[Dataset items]

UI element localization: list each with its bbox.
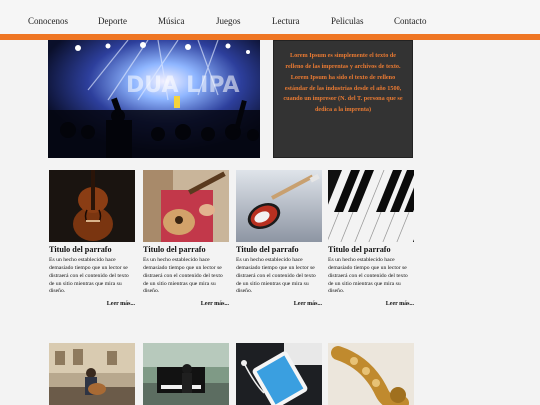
card-body: Es un hecho establecido hace demasiado t… (49, 257, 129, 295)
electric-guitar-image (236, 170, 322, 242)
street-piano-image (143, 343, 229, 405)
read-more-link[interactable]: Leer más... (49, 301, 135, 307)
read-more-link[interactable]: Leer más... (328, 301, 414, 307)
nav-musica[interactable]: Música (158, 16, 185, 26)
card-body: Es un hecho establecido hace demasiado t… (236, 257, 316, 295)
nav-contacto[interactable]: Contacto (394, 16, 427, 26)
nav-conocenos[interactable]: Conocenos (28, 16, 68, 26)
card-body: Es un hecho establecido hace demasiado t… (143, 257, 223, 295)
hero-concert-image: DUA LIPA (48, 40, 260, 158)
card-title: Titulo del parrafo (328, 245, 391, 254)
nav-juegos[interactable]: Juegos (216, 16, 241, 26)
card-title: Titulo del parrafo (236, 245, 299, 254)
top-navigation: Conocenos Deporte Música Juegos Lectura … (0, 0, 540, 34)
ukulele-image (143, 170, 229, 242)
read-more-link[interactable]: Leer más... (236, 301, 322, 307)
card-piano: Titulo del parrafo Es un hecho estableci… (328, 170, 414, 307)
cello-image (49, 170, 135, 242)
intro-text-box: Lorem Ipsum es simplemente el texto de r… (273, 40, 413, 158)
street-guitarist-image (49, 343, 135, 405)
phone-earbuds-image (236, 343, 322, 405)
nav-deporte[interactable]: Deporte (98, 16, 127, 26)
card-title: Titulo del parrafo (143, 245, 206, 254)
card-title: Titulo del parrafo (49, 245, 112, 254)
nav-lectura[interactable]: Lectura (272, 16, 299, 26)
svg-text:DUA LIPA: DUA LIPA (126, 73, 239, 98)
card-electric-guitar: Titulo del parrafo Es un hecho estableci… (236, 170, 322, 307)
read-more-link[interactable]: Leer más... (143, 301, 229, 307)
card-body: Es un hecho establecido hace demasiado t… (328, 257, 408, 295)
nav-peliculas[interactable]: Peliculas (331, 16, 364, 26)
card-cello: Titulo del parrafo Es un hecho estableci… (49, 170, 135, 307)
card-ukulele: Titulo del parrafo Es un hecho estableci… (143, 170, 229, 307)
intro-text: Lorem Ipsum es simplemente el texto de r… (283, 52, 403, 114)
piano-keys-image (328, 170, 414, 242)
saxophone-image (328, 343, 414, 405)
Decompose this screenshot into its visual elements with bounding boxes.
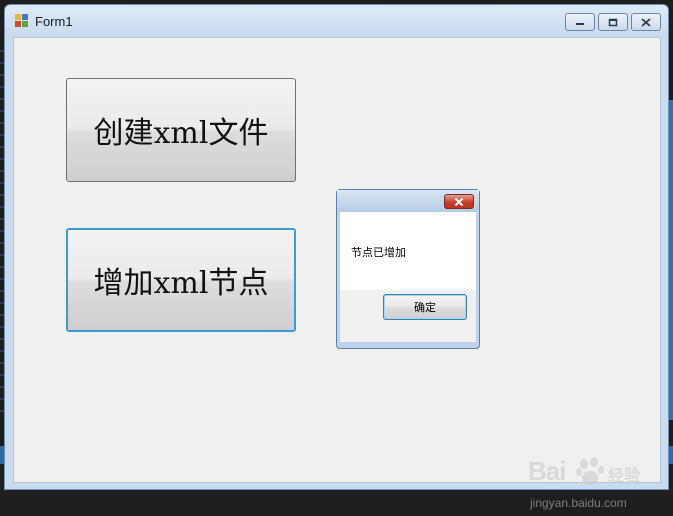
message-text-area: 节点已增加	[340, 212, 476, 290]
create-xml-file-button[interactable]: 创建xml文件	[66, 78, 296, 182]
message-box-body: 节点已增加 确定	[340, 212, 476, 342]
watermark-logo-text: Bai	[528, 456, 566, 486]
minimize-icon	[576, 23, 584, 25]
app-form-icon	[15, 14, 29, 27]
close-icon	[641, 17, 651, 27]
close-button[interactable]	[631, 13, 661, 31]
title-bar[interactable]: Form1	[5, 5, 668, 37]
close-icon	[454, 197, 464, 206]
watermark-url: jingyan.baidu.com	[530, 496, 627, 510]
maximize-icon	[608, 18, 618, 26]
message-box-title-bar[interactable]	[337, 190, 479, 212]
minimize-button[interactable]	[565, 13, 595, 31]
watermark-jingyan-text: 经验	[608, 466, 641, 485]
message-box-close-button[interactable]	[444, 194, 474, 209]
maximize-button[interactable]	[598, 13, 628, 31]
window-title: Form1	[35, 14, 73, 29]
message-text: 节点已增加	[351, 246, 406, 259]
add-xml-node-button[interactable]: 增加xml节点	[66, 228, 296, 332]
baidu-jingyan-watermark: Bai 经验 jingyan.baidu.com	[528, 456, 658, 516]
message-box-dialog: 节点已增加 确定	[336, 189, 480, 349]
baidu-paw-icon	[576, 457, 604, 485]
ok-button[interactable]: 确定	[383, 294, 467, 320]
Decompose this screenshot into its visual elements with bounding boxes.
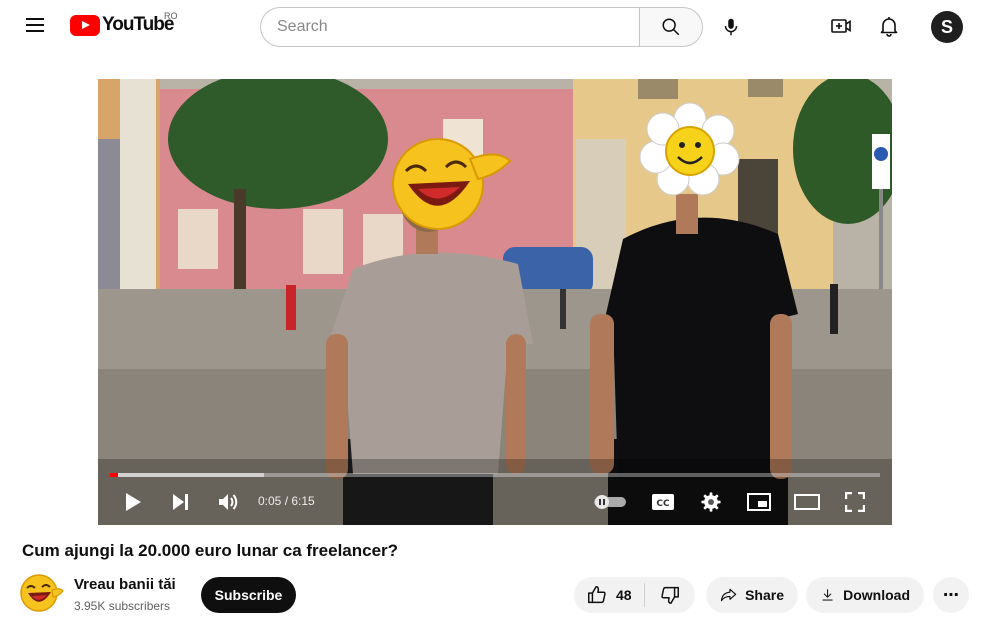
bell-icon <box>880 17 898 37</box>
volume-button[interactable] <box>214 487 244 517</box>
search-input[interactable] <box>277 18 624 36</box>
laughing-emoji-icon <box>20 574 64 612</box>
play-icon <box>126 493 141 511</box>
notifications-button[interactable] <box>873 10 905 42</box>
more-actions-button[interactable]: ⋯ <box>933 577 969 613</box>
subscribe-button[interactable]: Subscribe <box>201 577 296 613</box>
dislike-button[interactable] <box>645 577 695 613</box>
miniplayer-icon <box>747 493 771 511</box>
account-avatar[interactable]: S <box>931 11 963 43</box>
play-button[interactable] <box>118 487 148 517</box>
share-icon <box>720 588 737 602</box>
svg-text:CC: CC <box>656 499 670 509</box>
miniplayer-button[interactable] <box>744 487 774 517</box>
video-frame <box>98 79 892 525</box>
captions-button[interactable]: CC <box>646 487 680 517</box>
share-button[interactable]: Share <box>706 577 798 613</box>
channel-name[interactable]: Vreau banii tăi <box>74 576 176 593</box>
thumbs-down-icon <box>660 586 679 604</box>
share-label: Share <box>745 587 784 603</box>
next-button[interactable] <box>166 487 196 517</box>
youtube-play-icon <box>70 14 100 36</box>
like-count: 48 <box>616 587 632 603</box>
search-button[interactable] <box>639 7 703 47</box>
theater-mode-icon <box>794 494 820 510</box>
autoplay-toggle[interactable] <box>592 487 628 517</box>
like-dislike-group: 48 <box>574 577 695 613</box>
microphone-icon <box>724 18 738 36</box>
gear-icon <box>701 492 721 512</box>
captions-icon: CC <box>652 494 674 510</box>
search-icon <box>662 18 680 36</box>
youtube-logo[interactable]: YouTube <box>70 14 174 36</box>
like-button[interactable]: 48 <box>574 577 644 613</box>
progress-bar[interactable] <box>110 473 880 477</box>
skip-next-icon <box>173 494 188 510</box>
fullscreen-icon <box>845 492 865 512</box>
time-display: 0:05 / 6:15 <box>258 494 315 508</box>
logo-text: YouTube <box>102 14 174 35</box>
progress-played <box>110 473 118 477</box>
video-player[interactable]: 0:05 / 6:15 CC <box>98 79 892 525</box>
masthead: YouTube RO S <box>0 0 992 56</box>
download-button[interactable]: Download <box>806 577 924 613</box>
video-title: Cum ajungi la 20.000 euro lunar ca freel… <box>22 541 399 560</box>
region-code: RO <box>164 11 178 21</box>
settings-button[interactable] <box>696 487 726 517</box>
voice-search-button[interactable] <box>712 8 750 46</box>
fullscreen-button[interactable] <box>840 487 870 517</box>
thumbs-up-icon <box>588 586 606 604</box>
subscriber-count: 3.95K subscribers <box>74 599 171 613</box>
video-add-icon <box>831 19 851 33</box>
autoplay-toggle-icon <box>594 495 626 509</box>
volume-icon <box>219 494 238 510</box>
download-icon <box>822 589 833 601</box>
channel-avatar[interactable] <box>20 573 64 613</box>
download-label: Download <box>843 587 910 603</box>
theater-mode-button[interactable] <box>792 487 822 517</box>
menu-icon[interactable] <box>20 10 50 40</box>
create-button[interactable] <box>825 10 857 42</box>
progress-loaded <box>110 473 264 477</box>
search-box <box>260 7 640 47</box>
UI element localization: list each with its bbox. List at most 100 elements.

_What needs to be done_. Rewrite all of the items above with "UI element localization" changed to "Locating interface elements" everywhere, leaving everything else untouched. Omit the pictures from your output.

_Response_.
Locating interface elements: list each with its bbox.
card-body: Es un hecho establecido hace demasiado t… (49, 257, 129, 295)
electric-guitar-image (236, 170, 322, 242)
street-piano-image (143, 343, 229, 405)
read-more-link[interactable]: Leer más... (49, 301, 135, 307)
read-more-link[interactable]: Leer más... (328, 301, 414, 307)
nav-musica[interactable]: Música (158, 16, 185, 26)
card-body: Es un hecho establecido hace demasiado t… (236, 257, 316, 295)
nav-contacto[interactable]: Contacto (394, 16, 427, 26)
nav-conocenos[interactable]: Conocenos (28, 16, 68, 26)
card-body: Es un hecho establecido hace demasiado t… (143, 257, 223, 295)
hero-concert-image: DUA LIPA (48, 40, 260, 158)
card-title: Titulo del parrafo (328, 245, 391, 254)
nav-juegos[interactable]: Juegos (216, 16, 241, 26)
card-title: Titulo del parrafo (236, 245, 299, 254)
top-navigation: Conocenos Deporte Música Juegos Lectura … (0, 0, 540, 34)
ukulele-image (143, 170, 229, 242)
read-more-link[interactable]: Leer más... (236, 301, 322, 307)
card-piano: Titulo del parrafo Es un hecho estableci… (328, 170, 414, 307)
cello-image (49, 170, 135, 242)
intro-text-box: Lorem Ipsum es simplemente el texto de r… (273, 40, 413, 158)
street-guitarist-image (49, 343, 135, 405)
phone-earbuds-image (236, 343, 322, 405)
nav-deporte[interactable]: Deporte (98, 16, 127, 26)
card-title: Titulo del parrafo (143, 245, 206, 254)
card-title: Titulo del parrafo (49, 245, 112, 254)
nav-lectura[interactable]: Lectura (272, 16, 299, 26)
svg-text:DUA LIPA: DUA LIPA (126, 73, 239, 98)
card-electric-guitar: Titulo del parrafo Es un hecho estableci… (236, 170, 322, 307)
read-more-link[interactable]: Leer más... (143, 301, 229, 307)
card-body: Es un hecho establecido hace demasiado t… (328, 257, 408, 295)
nav-peliculas[interactable]: Peliculas (331, 16, 364, 26)
card-cello: Titulo del parrafo Es un hecho estableci… (49, 170, 135, 307)
card-ukulele: Titulo del parrafo Es un hecho estableci… (143, 170, 229, 307)
intro-text: Lorem Ipsum es simplemente el texto de r… (283, 52, 403, 114)
piano-keys-image (328, 170, 414, 242)
saxophone-image (328, 343, 414, 405)
Decompose this screenshot into its visual elements with bounding boxes.
message-text-area: 节点已增加	[340, 212, 476, 290]
create-xml-file-button[interactable]: 创建xml文件	[66, 78, 296, 182]
message-box-body: 节点已增加 确定	[340, 212, 476, 342]
watermark-logo-text: Bai	[528, 456, 566, 486]
minimize-icon	[576, 23, 584, 25]
app-form-icon	[15, 14, 29, 27]
close-icon	[641, 17, 651, 27]
close-button[interactable]	[631, 13, 661, 31]
title-bar[interactable]: Form1	[5, 5, 668, 37]
close-icon	[454, 197, 464, 206]
watermark-url: jingyan.baidu.com	[530, 496, 627, 510]
maximize-icon	[608, 18, 618, 26]
message-box-title-bar[interactable]	[337, 190, 479, 212]
minimize-button[interactable]	[565, 13, 595, 31]
watermark-jingyan-text: 经验	[608, 466, 641, 485]
message-box-close-button[interactable]	[444, 194, 474, 209]
maximize-button[interactable]	[598, 13, 628, 31]
window-title: Form1	[35, 14, 73, 29]
message-text: 节点已增加	[351, 246, 406, 259]
add-xml-node-button[interactable]: 增加xml节点	[66, 228, 296, 332]
baidu-jingyan-watermark: Bai 经验 jingyan.baidu.com	[528, 456, 658, 516]
message-box-dialog: 节点已增加 确定	[336, 189, 480, 349]
baidu-paw-icon	[576, 457, 604, 485]
ok-button[interactable]: 确定	[383, 294, 467, 320]
Decompose this screenshot into its visual elements with bounding boxes.
bell-icon <box>880 17 898 37</box>
volume-button[interactable] <box>214 487 244 517</box>
search-input[interactable] <box>277 18 624 36</box>
laughing-emoji-icon <box>20 574 64 612</box>
play-icon <box>126 493 141 511</box>
notifications-button[interactable] <box>873 10 905 42</box>
more-actions-button[interactable]: ⋯ <box>933 577 969 613</box>
subscribe-button[interactable]: Subscribe <box>201 577 296 613</box>
dislike-button[interactable] <box>645 577 695 613</box>
miniplayer-icon <box>747 493 771 511</box>
account-avatar[interactable]: S <box>931 11 963 43</box>
play-button[interactable] <box>118 487 148 517</box>
share-icon <box>720 588 737 602</box>
svg-text:CC: CC <box>656 499 670 509</box>
miniplayer-button[interactable] <box>744 487 774 517</box>
video-frame <box>98 79 892 525</box>
captions-button[interactable]: CC <box>646 487 680 517</box>
share-button[interactable]: Share <box>706 577 798 613</box>
channel-name[interactable]: Vreau banii tăi <box>74 576 176 593</box>
thumbs-down-icon <box>660 586 679 604</box>
share-label: Share <box>745 587 784 603</box>
next-button[interactable] <box>166 487 196 517</box>
youtube-play-icon <box>70 14 100 36</box>
like-count: 48 <box>616 587 632 603</box>
search-button[interactable] <box>639 7 703 47</box>
theater-mode-icon <box>794 494 820 510</box>
autoplay-toggle[interactable] <box>592 487 628 517</box>
like-dislike-group: 48 <box>574 577 695 613</box>
microphone-icon <box>724 18 738 36</box>
gear-icon <box>701 492 721 512</box>
captions-icon: CC <box>652 494 674 510</box>
search-icon <box>662 18 680 36</box>
youtube-logo[interactable]: YouTube <box>70 14 174 36</box>
like-button[interactable]: 48 <box>574 577 644 613</box>
progress-bar[interactable] <box>110 473 880 477</box>
skip-next-icon <box>173 494 188 510</box>
fullscreen-icon <box>845 492 865 512</box>
time-display: 0:05 / 6:15 <box>258 494 315 508</box>
logo-text: YouTube <box>102 14 174 35</box>
progress-played <box>110 473 118 477</box>
video-player[interactable]: 0:05 / 6:15 CC <box>98 79 892 525</box>
masthead: YouTube RO S <box>0 0 992 56</box>
download-button[interactable]: Download <box>806 577 924 613</box>
video-title: Cum ajungi la 20.000 euro lunar ca freel… <box>22 541 399 560</box>
region-code: RO <box>164 11 178 21</box>
settings-button[interactable] <box>696 487 726 517</box>
voice-search-button[interactable] <box>712 8 750 46</box>
fullscreen-button[interactable] <box>840 487 870 517</box>
thumbs-up-icon <box>588 586 606 604</box>
subscriber-count: 3.95K subscribers <box>74 599 171 613</box>
video-add-icon <box>831 19 851 33</box>
autoplay-toggle-icon <box>594 495 626 509</box>
volume-icon <box>219 494 238 510</box>
download-icon <box>822 589 833 601</box>
channel-avatar[interactable] <box>20 573 64 613</box>
download-label: Download <box>843 587 910 603</box>
theater-mode-button[interactable] <box>792 487 822 517</box>
menu-icon[interactable] <box>20 10 50 40</box>
create-button[interactable] <box>825 10 857 42</box>
progress-loaded <box>110 473 264 477</box>
search-box <box>260 7 640 47</box>
Locating interface elements: list each with its bbox. List at most 100 elements.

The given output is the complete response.